PROVIDED PASSAGE -
>>>
The Later Middle Ages: A Missing Chapter in the History of Migration to England

Dr Bart Lambert, University of York

I must confess I had an ulterior motive in inviting our December speaker, Dr Bart Lambert of the University of York, to give a talk about late Medieval migration. Migration has been one of the topics of Manchester Museum’s thematic collecting project for the last 18 months, which culminated for me  in a visit to the Greek island of Lesvos to collect a refugee’s life jacket just over a year ago.  As part of the project I’ve looked at Roman inscriptions from Mancunium or Manchester in the museum collection but the medieval period  posed more of a challenge. Everyone’s familiar with the Anglo-Saxons, Vikings and Normans but Dr Lambert’s talk opened up a whole new chapter about the movement of people during the later Middle Ages.
<<<
(Listings of boxed layout items)
>>>
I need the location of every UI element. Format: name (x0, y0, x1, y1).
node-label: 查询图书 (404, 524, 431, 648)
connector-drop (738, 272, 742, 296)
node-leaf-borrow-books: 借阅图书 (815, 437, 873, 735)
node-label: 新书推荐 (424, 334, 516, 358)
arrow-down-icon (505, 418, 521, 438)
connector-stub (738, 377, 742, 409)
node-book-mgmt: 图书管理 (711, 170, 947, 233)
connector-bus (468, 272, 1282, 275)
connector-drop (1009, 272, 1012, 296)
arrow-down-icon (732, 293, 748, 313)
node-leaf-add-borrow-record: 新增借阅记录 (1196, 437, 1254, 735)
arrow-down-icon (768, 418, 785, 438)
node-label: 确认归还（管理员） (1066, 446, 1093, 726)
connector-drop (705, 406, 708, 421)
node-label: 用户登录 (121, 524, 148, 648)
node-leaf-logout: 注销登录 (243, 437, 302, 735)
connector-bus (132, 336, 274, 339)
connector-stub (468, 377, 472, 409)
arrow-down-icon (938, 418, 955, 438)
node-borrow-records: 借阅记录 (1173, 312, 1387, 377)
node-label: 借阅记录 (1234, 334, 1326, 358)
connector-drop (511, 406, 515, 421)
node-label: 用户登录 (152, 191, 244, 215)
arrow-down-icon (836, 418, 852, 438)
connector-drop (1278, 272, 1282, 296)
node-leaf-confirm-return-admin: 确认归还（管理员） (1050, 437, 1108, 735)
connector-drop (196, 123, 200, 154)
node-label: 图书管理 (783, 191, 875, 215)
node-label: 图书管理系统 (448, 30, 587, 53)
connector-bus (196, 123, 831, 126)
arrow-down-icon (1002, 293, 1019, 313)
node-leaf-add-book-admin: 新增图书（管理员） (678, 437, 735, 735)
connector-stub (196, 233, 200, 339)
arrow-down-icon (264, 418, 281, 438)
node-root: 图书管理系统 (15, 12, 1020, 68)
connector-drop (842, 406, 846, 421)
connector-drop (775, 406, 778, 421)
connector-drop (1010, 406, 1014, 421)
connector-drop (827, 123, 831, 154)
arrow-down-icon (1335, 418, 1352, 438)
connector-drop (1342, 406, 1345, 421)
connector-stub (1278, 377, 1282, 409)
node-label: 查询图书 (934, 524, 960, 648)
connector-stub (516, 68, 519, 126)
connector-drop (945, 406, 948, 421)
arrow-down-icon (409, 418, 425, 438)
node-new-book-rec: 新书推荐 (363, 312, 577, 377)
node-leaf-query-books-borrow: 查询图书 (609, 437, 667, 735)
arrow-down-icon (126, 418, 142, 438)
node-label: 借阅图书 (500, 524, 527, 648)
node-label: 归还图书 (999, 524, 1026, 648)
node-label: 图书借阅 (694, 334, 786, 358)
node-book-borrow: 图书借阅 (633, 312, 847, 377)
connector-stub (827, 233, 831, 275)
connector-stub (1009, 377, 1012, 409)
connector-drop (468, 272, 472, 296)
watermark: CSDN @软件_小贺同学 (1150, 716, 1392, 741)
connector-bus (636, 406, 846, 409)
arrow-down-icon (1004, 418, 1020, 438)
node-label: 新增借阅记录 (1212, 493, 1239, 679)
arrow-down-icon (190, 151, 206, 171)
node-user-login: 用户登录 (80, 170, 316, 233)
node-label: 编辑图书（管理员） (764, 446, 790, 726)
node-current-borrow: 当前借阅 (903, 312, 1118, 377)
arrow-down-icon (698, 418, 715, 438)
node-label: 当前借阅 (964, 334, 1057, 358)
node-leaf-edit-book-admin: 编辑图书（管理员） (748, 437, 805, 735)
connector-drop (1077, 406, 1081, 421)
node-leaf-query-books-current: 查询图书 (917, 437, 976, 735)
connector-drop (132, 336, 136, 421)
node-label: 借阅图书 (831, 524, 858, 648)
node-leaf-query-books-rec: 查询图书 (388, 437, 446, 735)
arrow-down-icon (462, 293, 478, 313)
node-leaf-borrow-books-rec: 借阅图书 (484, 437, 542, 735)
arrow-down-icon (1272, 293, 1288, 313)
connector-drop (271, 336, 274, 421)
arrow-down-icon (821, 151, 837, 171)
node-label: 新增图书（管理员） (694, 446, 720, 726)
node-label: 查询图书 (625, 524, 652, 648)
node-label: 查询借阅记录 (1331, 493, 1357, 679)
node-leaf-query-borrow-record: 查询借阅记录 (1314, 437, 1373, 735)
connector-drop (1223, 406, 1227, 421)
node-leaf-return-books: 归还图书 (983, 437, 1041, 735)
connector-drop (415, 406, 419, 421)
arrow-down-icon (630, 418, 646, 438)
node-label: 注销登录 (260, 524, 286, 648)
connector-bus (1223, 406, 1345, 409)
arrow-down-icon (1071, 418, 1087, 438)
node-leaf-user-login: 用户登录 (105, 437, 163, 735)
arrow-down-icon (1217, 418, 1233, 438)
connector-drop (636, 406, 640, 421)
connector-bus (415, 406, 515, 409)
<<<
PROMPT - Which peoples does the migration passage say everyone is familiar with? These lines have no connection to the migration passage.

EXERCISE RESPONSE - Anglo-Saxons, Vikings, Normans